◆ REQUEST
Turn the lines from the one containing "bars bbox=[278, 160, 2370, 1096]" through the one containing "category-label: 03 bbox=[723, 1120, 776, 1173]", both included, into a Markdown table with the columns No. and Line, one row per line and blank lines skipped.

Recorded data
##########

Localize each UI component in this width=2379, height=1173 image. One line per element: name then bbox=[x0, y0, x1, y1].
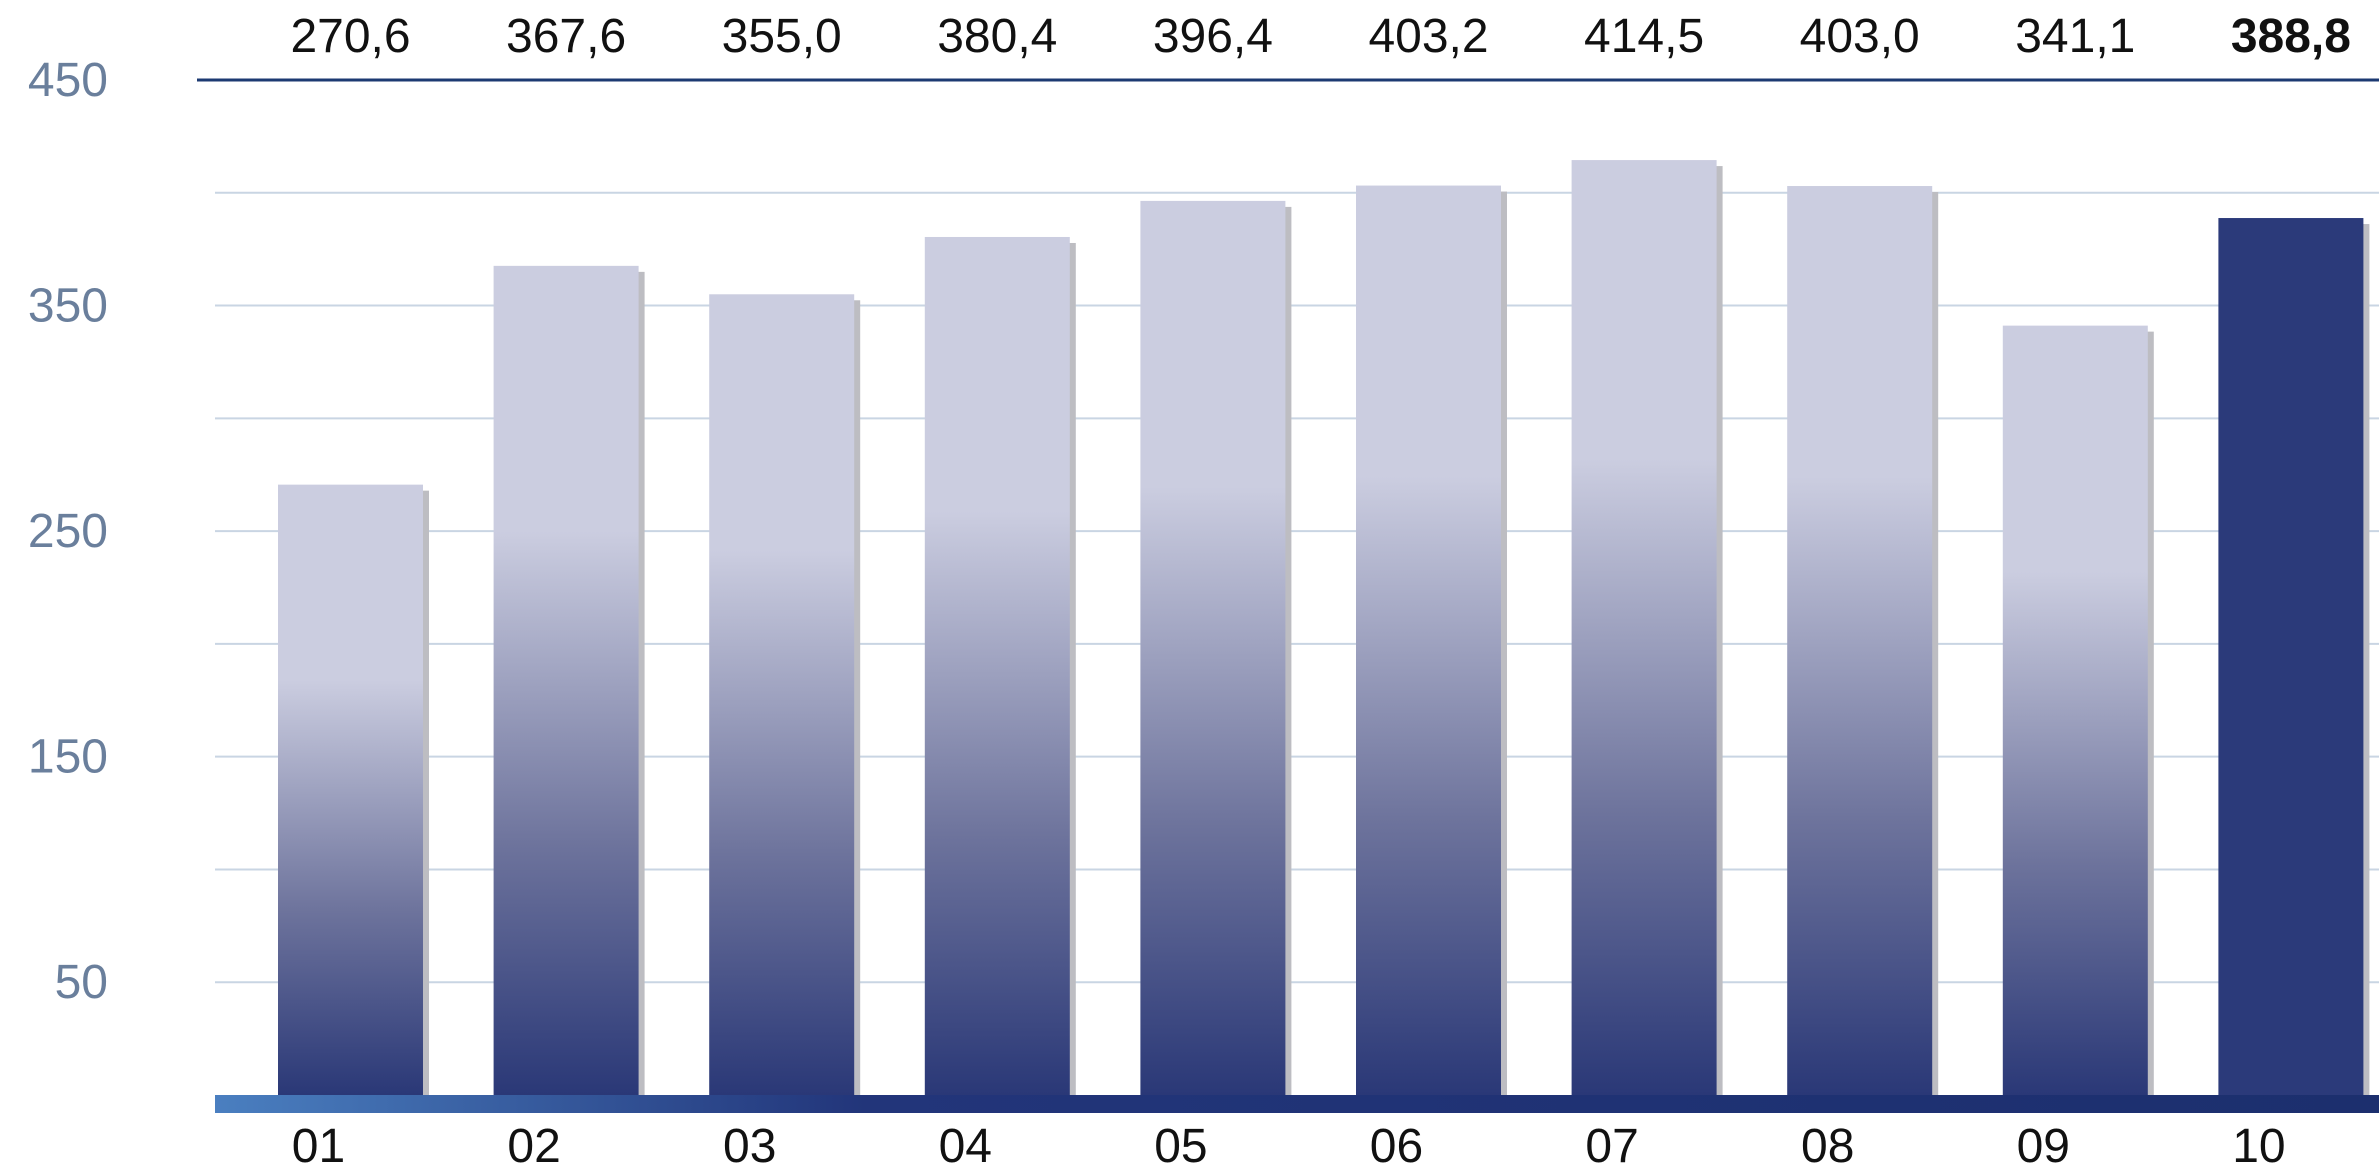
bars bbox=[278, 160, 2370, 1096]
category-label: 08 bbox=[1801, 1120, 1854, 1173]
value-label: 396,4 bbox=[1153, 10, 1273, 63]
baseline-bar bbox=[215, 1095, 2379, 1113]
bar-07 bbox=[1571, 160, 1717, 1096]
value-label: 355,0 bbox=[722, 10, 842, 63]
value-label: 380,4 bbox=[937, 10, 1057, 63]
bar-10 bbox=[2218, 218, 2364, 1096]
y-tick-label: 450 bbox=[28, 54, 108, 107]
bar-03 bbox=[709, 294, 855, 1095]
bar-04 bbox=[924, 236, 1070, 1095]
y-tick-label: 150 bbox=[28, 731, 108, 784]
axes bbox=[197, 78, 2379, 1113]
category-label: 10 bbox=[2232, 1120, 2285, 1173]
bar-08 bbox=[1787, 186, 1933, 1095]
y-tick-label: 350 bbox=[28, 280, 108, 333]
bar-06 bbox=[1356, 185, 1501, 1095]
category-label: 06 bbox=[1370, 1120, 1423, 1173]
value-label: 414,5 bbox=[1584, 10, 1704, 63]
category-label: 04 bbox=[939, 1120, 992, 1173]
category-label: 03 bbox=[723, 1120, 776, 1173]
y-tick-label: 250 bbox=[28, 505, 108, 558]
bar-09 bbox=[2002, 325, 2148, 1095]
category-label: 02 bbox=[507, 1120, 560, 1173]
category-label: 01 bbox=[292, 1120, 345, 1173]
bar-05 bbox=[1140, 200, 1286, 1096]
value-label: 341,1 bbox=[2015, 10, 2135, 63]
value-label: 270,6 bbox=[290, 10, 410, 63]
value-label: 367,6 bbox=[506, 10, 626, 63]
labels: 450 350 250 150 50 270,6 01 367,6 02 355,0 03 380,4… bbox=[28, 10, 2351, 1173]
category-label: 05 bbox=[1154, 1120, 1207, 1173]
value-label: 403,0 bbox=[1800, 10, 1920, 63]
bar-01 bbox=[278, 484, 423, 1095]
value-label: 388,8 bbox=[2231, 10, 2351, 63]
y-tick-label: 50 bbox=[55, 956, 108, 1009]
value-label: 403,2 bbox=[1368, 10, 1488, 63]
bar-02 bbox=[493, 265, 639, 1095]
category-label: 09 bbox=[2017, 1120, 2070, 1173]
category-label: 07 bbox=[1585, 1120, 1638, 1173]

##########

◆ RESULT BELOW
| No. | Line |
|---|---|
| 1 | bars bbox=[278, 160, 2370, 1096] |
| 2 | category-label: 08 bbox=[1801, 1120, 1854, 1173] |
| 3 | value-label: 396,4 bbox=[1153, 10, 1273, 63] |
| 4 | baseline-bar bbox=[215, 1095, 2379, 1113] |
| 5 | bar-07 bbox=[1571, 160, 1717, 1096] |
| 6 | value-label: 355,0 bbox=[722, 10, 842, 63] |
| 7 | value-label: 380,4 bbox=[937, 10, 1057, 63] |
| 8 | bar-10 bbox=[2218, 218, 2364, 1096] |
| 9 | y-tick-label: 450 bbox=[28, 54, 108, 107] |
| 10 | bar-03 bbox=[709, 294, 855, 1095] |
| 11 | bar-04 bbox=[924, 236, 1070, 1095] |
| 12 | y-tick-label: 150 bbox=[28, 731, 108, 784] |
| 13 | axes bbox=[197, 78, 2379, 1113] |
| 14 | category-label: 10 bbox=[2232, 1120, 2285, 1173] |
| 15 | bar-08 bbox=[1787, 186, 1933, 1095] |
| 16 | y-tick-label: 350 bbox=[28, 280, 108, 333] |
| 17 | bar-06 bbox=[1356, 185, 1501, 1095] |
| 18 | category-label: 06 bbox=[1370, 1120, 1423, 1173] |
| 19 | value-label: 414,5 bbox=[1584, 10, 1704, 63] |
| 20 | category-label: 04 bbox=[939, 1120, 992, 1173] |
| 21 | category-label: 03 bbox=[723, 1120, 776, 1173] |